─── DATASET RECORDS

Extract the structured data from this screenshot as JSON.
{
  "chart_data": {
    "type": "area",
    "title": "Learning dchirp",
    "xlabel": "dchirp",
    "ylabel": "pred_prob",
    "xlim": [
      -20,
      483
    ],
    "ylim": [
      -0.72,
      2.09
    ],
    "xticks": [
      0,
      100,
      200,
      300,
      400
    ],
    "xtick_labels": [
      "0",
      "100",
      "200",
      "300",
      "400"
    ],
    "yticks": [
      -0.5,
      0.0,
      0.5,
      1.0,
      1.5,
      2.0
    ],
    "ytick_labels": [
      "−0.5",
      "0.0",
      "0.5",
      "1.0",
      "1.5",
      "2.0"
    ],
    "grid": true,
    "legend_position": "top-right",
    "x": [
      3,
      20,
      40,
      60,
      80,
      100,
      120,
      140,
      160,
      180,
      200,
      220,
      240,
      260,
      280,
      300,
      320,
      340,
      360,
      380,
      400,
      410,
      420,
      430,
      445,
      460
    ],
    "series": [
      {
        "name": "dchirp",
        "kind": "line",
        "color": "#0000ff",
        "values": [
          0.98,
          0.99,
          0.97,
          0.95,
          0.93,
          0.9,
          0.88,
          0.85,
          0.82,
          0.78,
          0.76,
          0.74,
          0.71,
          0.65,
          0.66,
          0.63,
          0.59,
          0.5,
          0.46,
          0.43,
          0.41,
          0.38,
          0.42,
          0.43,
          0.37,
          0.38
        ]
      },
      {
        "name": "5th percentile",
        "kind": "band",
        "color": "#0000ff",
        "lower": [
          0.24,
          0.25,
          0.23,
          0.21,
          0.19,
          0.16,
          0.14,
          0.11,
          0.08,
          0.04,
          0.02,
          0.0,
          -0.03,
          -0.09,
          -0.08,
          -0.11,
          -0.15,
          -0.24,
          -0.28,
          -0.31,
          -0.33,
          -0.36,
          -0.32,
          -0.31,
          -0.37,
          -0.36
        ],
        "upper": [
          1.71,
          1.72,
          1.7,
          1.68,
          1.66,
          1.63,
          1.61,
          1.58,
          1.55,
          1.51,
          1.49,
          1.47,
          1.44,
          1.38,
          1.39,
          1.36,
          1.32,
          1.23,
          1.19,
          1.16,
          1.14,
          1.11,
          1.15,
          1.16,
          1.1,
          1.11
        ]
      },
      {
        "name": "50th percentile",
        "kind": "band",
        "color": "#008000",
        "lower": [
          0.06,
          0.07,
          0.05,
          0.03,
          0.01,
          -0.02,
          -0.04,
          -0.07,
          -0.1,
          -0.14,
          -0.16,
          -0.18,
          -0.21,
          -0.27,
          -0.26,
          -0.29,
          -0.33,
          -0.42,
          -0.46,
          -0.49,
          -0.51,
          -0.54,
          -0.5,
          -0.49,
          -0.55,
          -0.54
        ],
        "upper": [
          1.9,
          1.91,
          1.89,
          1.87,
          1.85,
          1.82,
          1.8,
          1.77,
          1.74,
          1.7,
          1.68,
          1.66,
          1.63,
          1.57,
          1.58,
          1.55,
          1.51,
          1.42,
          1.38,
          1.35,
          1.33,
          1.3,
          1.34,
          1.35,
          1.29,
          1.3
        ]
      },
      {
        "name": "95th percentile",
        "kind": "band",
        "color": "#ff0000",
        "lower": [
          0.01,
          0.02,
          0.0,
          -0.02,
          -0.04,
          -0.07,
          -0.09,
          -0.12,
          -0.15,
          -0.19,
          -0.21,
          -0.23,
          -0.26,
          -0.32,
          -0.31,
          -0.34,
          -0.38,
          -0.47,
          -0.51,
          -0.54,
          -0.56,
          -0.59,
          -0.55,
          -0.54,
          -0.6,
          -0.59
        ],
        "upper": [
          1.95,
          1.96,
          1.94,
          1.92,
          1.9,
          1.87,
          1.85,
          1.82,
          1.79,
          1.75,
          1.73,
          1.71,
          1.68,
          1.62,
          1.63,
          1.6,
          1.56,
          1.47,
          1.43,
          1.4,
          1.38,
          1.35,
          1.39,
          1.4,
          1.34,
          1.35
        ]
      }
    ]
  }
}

──────

* TASK
Determine how many of the lines above hold the word "percentile", and output that number by itself.

* THE RESPONSE
3